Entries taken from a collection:
begin

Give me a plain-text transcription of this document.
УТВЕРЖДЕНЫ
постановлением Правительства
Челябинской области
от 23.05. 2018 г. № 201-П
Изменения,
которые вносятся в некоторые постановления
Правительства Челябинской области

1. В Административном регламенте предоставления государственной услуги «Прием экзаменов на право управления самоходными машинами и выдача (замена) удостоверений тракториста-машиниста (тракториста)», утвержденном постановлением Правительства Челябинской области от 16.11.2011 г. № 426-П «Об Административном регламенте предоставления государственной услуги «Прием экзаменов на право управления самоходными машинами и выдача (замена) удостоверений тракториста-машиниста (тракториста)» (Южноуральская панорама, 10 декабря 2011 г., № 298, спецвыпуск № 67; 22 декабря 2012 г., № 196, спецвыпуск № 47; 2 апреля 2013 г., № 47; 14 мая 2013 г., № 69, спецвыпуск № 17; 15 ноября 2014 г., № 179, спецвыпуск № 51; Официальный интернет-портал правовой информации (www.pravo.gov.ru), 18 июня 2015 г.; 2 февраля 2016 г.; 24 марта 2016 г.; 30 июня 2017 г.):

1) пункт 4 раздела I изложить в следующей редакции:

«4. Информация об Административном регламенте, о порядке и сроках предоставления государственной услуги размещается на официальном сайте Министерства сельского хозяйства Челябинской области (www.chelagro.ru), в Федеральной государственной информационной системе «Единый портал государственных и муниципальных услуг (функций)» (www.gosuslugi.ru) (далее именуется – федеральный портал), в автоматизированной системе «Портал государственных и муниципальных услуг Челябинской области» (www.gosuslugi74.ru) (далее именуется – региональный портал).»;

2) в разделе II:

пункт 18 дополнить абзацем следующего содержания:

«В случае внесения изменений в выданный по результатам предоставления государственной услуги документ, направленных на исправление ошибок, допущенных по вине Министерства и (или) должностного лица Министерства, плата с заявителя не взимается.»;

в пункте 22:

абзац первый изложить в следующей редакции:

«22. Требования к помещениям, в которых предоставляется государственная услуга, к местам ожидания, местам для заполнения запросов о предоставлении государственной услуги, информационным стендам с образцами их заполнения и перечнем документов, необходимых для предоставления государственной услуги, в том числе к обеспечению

end

▶ Written request:
Would you reproduce all the entries exactly?

▶ Solution to this problem:
Give me a plain-text transcription of this document.
УТВЕРЖДЕНЫ
постановлением Правительства
Челябинской области
от 23.05. 2018 г. № 201-П
Изменения,
которые вносятся в некоторые постановления
Правительства Челябинской области

1. В Административном регламенте предоставления государственной услуги «Прием экзаменов на право управления самоходными машинами и выдача (замена) удостоверений тракториста-машиниста (тракториста)», утвержденном постановлением Правительства Челябинской области от 16.11.2011 г. № 426-П «Об Административном регламенте предоставления государственной услуги «Прием экзаменов на право управления самоходными машинами и выдача (замена) удостоверений тракториста-машиниста (тракториста)» (Южноуральская панорама, 10 декабря 2011 г., № 298, спецвыпуск № 67; 22 декабря 2012 г., № 196, спецвыпуск № 47; 2 апреля 2013 г., № 47; 14 мая 2013 г., № 69, спецвыпуск № 17; 15 ноября 2014 г., № 179, спецвыпуск № 51; Официальный интернет-портал правовой информации (www.pravo.gov.ru), 18 июня 2015 г.; 2 февраля 2016 г.; 24 марта 2016 г.; 30 июня 2017 г.):

1) пункт 4 раздела I изложить в следующей редакции:

«4. Информация об Административном регламенте, о порядке и сроках предоставления государственной услуги размещается на официальном сайте Министерства сельского хозяйства Челябинской области (www.chelagro.ru), в Федеральной государственной информационной системе «Единый портал государственных и муниципальных услуг (функций)» (www.gosuslugi.ru) (далее именуется – федеральный портал), в автоматизированной системе «Портал государственных и муниципальных услуг Челябинской области» (www.gosuslugi74.ru) (далее именуется – региональный портал).»;

2) в разделе II:

пункт 18 дополнить абзацем следующего содержания:

«В случае внесения изменений в выданный по результатам предоставления государственной услуги документ, направленных на исправление ошибок, допущенных по вине Министерства и (или) должностного лица Министерства, плата с заявителя не взимается.»;

в пункте 22:

абзац первый изложить в следующей редакции:

«22. Требования к помещениям, в которых предоставляется государственная услуга, к местам ожидания, местам для заполнения запросов о предоставлении государственной услуги, информационным стендам с образцами их заполнения и перечнем документов, необходимых для предоставления государственной услуги, в том числе к обеспечению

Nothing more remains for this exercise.